[Figure contents as structured data]

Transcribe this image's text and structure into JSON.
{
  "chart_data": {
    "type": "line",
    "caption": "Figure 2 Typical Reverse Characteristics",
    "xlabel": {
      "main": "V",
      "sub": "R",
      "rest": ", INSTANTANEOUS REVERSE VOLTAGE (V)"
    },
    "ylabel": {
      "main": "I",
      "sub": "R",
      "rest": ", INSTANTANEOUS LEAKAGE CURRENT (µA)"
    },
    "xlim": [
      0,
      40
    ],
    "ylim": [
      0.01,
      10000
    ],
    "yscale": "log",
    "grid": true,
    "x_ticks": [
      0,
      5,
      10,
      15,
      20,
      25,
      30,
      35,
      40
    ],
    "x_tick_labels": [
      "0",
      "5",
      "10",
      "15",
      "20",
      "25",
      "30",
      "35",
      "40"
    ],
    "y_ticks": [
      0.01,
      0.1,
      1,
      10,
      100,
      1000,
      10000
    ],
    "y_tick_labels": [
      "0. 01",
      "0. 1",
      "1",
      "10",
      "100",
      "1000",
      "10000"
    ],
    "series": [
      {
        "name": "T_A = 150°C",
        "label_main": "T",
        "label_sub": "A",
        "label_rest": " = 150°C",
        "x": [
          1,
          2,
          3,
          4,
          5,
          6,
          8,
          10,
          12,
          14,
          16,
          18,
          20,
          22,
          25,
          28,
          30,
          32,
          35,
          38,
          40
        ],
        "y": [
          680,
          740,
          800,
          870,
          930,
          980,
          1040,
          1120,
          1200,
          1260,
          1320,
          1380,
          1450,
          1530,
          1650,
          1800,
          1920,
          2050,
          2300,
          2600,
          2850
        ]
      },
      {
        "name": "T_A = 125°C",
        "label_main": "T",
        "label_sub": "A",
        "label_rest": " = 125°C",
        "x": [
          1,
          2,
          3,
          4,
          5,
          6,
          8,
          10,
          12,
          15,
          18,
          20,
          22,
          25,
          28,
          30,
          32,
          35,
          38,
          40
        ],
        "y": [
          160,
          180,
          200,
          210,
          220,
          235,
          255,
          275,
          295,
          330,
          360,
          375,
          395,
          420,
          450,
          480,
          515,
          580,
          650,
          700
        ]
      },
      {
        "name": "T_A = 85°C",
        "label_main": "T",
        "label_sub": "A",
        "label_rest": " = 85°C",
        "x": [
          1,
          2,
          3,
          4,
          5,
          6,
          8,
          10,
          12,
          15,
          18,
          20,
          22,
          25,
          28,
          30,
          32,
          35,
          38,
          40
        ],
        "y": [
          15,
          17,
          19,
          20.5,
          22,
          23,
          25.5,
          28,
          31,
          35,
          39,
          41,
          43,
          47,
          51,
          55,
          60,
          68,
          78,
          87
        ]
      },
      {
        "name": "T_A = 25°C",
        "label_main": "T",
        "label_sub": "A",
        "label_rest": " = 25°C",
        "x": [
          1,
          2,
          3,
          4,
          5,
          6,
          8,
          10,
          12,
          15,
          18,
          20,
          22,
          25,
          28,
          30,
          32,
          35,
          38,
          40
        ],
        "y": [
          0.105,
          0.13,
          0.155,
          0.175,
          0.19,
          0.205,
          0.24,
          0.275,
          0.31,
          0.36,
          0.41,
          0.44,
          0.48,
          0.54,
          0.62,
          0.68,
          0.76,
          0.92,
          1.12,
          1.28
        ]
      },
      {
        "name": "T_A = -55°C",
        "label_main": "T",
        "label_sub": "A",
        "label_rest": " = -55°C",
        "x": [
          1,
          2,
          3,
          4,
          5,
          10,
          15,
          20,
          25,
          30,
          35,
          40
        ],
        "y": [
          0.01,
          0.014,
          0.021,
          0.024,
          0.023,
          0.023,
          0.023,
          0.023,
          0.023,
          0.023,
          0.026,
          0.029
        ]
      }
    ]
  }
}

Work to be completed:
Pull out all lines from the entries above that include the word "INSTANTANEOUS".

Exercise response:
      "rest": ", INSTANTANEOUS REVERSE VOLTAGE (V)"
      "rest": ", INSTANTANEOUS LEAKAGE CURRENT (µA)"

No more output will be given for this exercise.